> _Provided text_:
※

Monday, Oct. 20, 1947

Quiet, Please!

Joe Louis' muscles are not merely bulgy; they are noisy. For, no matter how softly he moves, man in motion is audible: to a sufficiently delicate ear, his muscles rustle and rumble. In the current issue of the Acoustical Society of America's Journal, two audio-scientists, Drs. Wilfred J. Brogden and George A. Miller, describe these minute muscular sounds and how they were first heard.

At Harvard's psycho-acoustic laboratory, the two doctors were working on earphones for the Navy. The listeners began to report strange, crunching sounds whenever they wore special earphones enclosing a small cavity. The sounds were at first discounted as mere heart thumps and breathing wheezes. But the investigators contrived a homemade gadget to clamp the earphones in place.

※

> _Dataset entries_:
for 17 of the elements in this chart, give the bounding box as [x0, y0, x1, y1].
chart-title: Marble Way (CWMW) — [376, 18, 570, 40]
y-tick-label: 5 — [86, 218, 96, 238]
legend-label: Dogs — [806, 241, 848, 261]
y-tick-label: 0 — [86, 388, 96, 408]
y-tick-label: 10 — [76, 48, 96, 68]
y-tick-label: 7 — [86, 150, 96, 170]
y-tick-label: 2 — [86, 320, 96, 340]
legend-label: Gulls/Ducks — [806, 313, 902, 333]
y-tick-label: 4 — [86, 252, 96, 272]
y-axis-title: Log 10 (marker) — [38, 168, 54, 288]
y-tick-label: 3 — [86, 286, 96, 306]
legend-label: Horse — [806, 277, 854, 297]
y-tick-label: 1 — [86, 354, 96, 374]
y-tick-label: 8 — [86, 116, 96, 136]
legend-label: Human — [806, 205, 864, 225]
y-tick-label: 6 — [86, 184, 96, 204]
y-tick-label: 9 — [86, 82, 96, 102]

※

> _Exercise tasks_:
1: Reproduce word for word the passage of the muscle-sounds article from "Joe Louis' muscles" up to and including "earphones in place.".
2: Carry the article about the sounds muscles make further from the point where it stops.
The material has no connection to the article about muscle sounds.

> _Responses in order_:
1:
Joe Louis' muscles are not merely bulgy; they are noisy. For, no matter how softly he moves, man in motion is audible: to a sufficiently delicate ear, his muscles rustle and rumble. In the current issue of the Acoustical Society of America's Journal, two audio-scientists, Drs. Wilfred J. Brogden and George A. Miller, describe these minute muscular sounds and how they were first heard.

At Harvard's psycho-acoustic laboratory, the two doctors were working on earphones for the Navy. The listeners began to report strange, crunching sounds whenever they wore special earphones enclosing a small cavity. The sounds were at first discounted as mere heart thumps and breathing wheezes. But the investigators contrived a homemade gadget to clamp the earphones in place.

2:
By holding their breaths and disregarding the pistoning of their hearts, they were able to isolate the mysterious sounds and pin them on their noisy muscles. When they wiggled their ears, flexed their neck muscles or worked their jaws, they produced crescendos of noise. It was the first time human ears had ever heard the sound of human muscles.

Last week whole symphonies of physiological sound were within earshot--as if the world wasn't already so noisy that a man could hardly hear himself think.